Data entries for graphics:
==================================================
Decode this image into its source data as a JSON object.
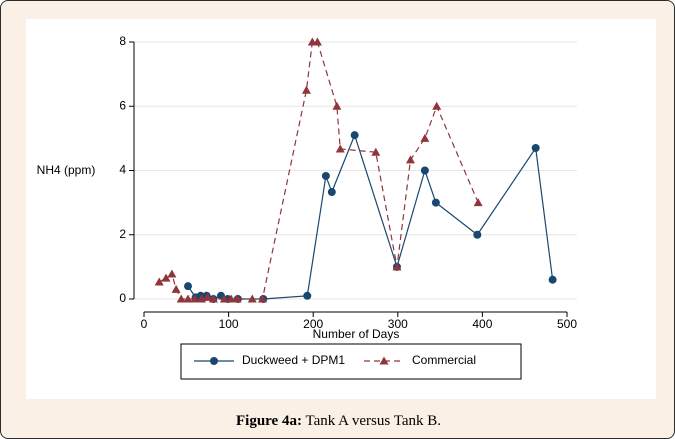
{
  "chart_data": {
    "type": "line",
    "xlabel": "Number of Days",
    "ylabel": "NH4 (ppm)",
    "xlim": [
      0,
      500
    ],
    "xticks": [
      0,
      100,
      200,
      300,
      400,
      500
    ],
    "ylim": [
      0,
      8
    ],
    "yticks": [
      0,
      2,
      4,
      6,
      8
    ],
    "grid": true,
    "series": [
      {
        "name": "Duckweed + DPM1",
        "color": "#1a476f",
        "marker": "circle",
        "dash": false,
        "x": [
          52,
          61,
          67,
          74,
          82,
          91,
          99,
          111,
          141,
          193,
          215,
          222,
          249,
          299,
          332,
          345,
          394,
          463,
          483
        ],
        "values": [
          0.4,
          0.05,
          0.1,
          0.1,
          0,
          0.1,
          0,
          0,
          0,
          0.1,
          3.83,
          3.33,
          5.1,
          1.0,
          4.0,
          3.0,
          2.0,
          4.7,
          0.6
        ]
      },
      {
        "name": "Commercial",
        "color": "#90353b",
        "marker": "triangle",
        "dash": true,
        "x": [
          18,
          26,
          33,
          38,
          44,
          52,
          60,
          68,
          75,
          82,
          95,
          103,
          110,
          128,
          140,
          192,
          199,
          205,
          228,
          232,
          274,
          299,
          315,
          332,
          346,
          395
        ],
        "values": [
          0.53,
          0.65,
          0.78,
          0.3,
          0,
          0,
          0,
          0,
          0.05,
          0,
          0,
          0,
          0,
          0,
          0,
          6.5,
          8,
          8,
          6,
          4.67,
          4.57,
          1.0,
          4.33,
          5.0,
          6.0,
          3.0
        ]
      }
    ]
  },
  "caption": {
    "label": "Figure 4a:",
    "text": "Tank A versus Tank B."
  }
}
==================================================
### THE PROBLEM
Leave out all pictures, then copy the remaining material exactly.

### SOLUTION TO THE EXERCISE
Decode this image into its source data as a JSON object.
{
  "chart_data": {
    "type": "line",
    "xlabel": "Number of Days",
    "ylabel": "NH4 (ppm)",
    "xlim": [
      0,
      500
    ],
    "xticks": [
      0,
      100,
      200,
      300,
      400,
      500
    ],
    "ylim": [
      0,
      8
    ],
    "yticks": [
      0,
      2,
      4,
      6,
      8
    ],
    "grid": true,
    "series": [
      {
        "name": "Duckweed + DPM1",
        "color": "#1a476f",
        "marker": "circle",
        "dash": false,
        "x": [
          52,
          61,
          67,
          74,
          82,
          91,
          99,
          111,
          141,
          193,
          215,
          222,
          249,
          299,
          332,
          345,
          394,
          463,
          483
        ],
        "values": [
          0.4,
          0.05,
          0.1,
          0.1,
          0,
          0.1,
          0,
          0,
          0,
          0.1,
          3.83,
          3.33,
          5.1,
          1.0,
          4.0,
          3.0,
          2.0,
          4.7,
          0.6
        ]
      },
      {
        "name": "Commercial",
        "color": "#90353b",
        "marker": "triangle",
        "dash": true,
        "x": [
          18,
          26,
          33,
          38,
          44,
          52,
          60,
          68,
          75,
          82,
          95,
          103,
          110,
          128,
          140,
          192,
          199,
          205,
          228,
          232,
          274,
          299,
          315,
          332,
          346,
          395
        ],
        "values": [
          0.53,
          0.65,
          0.78,
          0.3,
          0,
          0,
          0,
          0,
          0.05,
          0,
          0,
          0,
          0,
          0,
          0,
          6.5,
          8,
          8,
          6,
          4.67,
          4.57,
          1.0,
          4.33,
          5.0,
          6.0,
          3.0
        ]
      }
    ]
  },
  "caption": {
    "label": "Figure 4a:",
    "text": "Tank A versus Tank B."
  }
}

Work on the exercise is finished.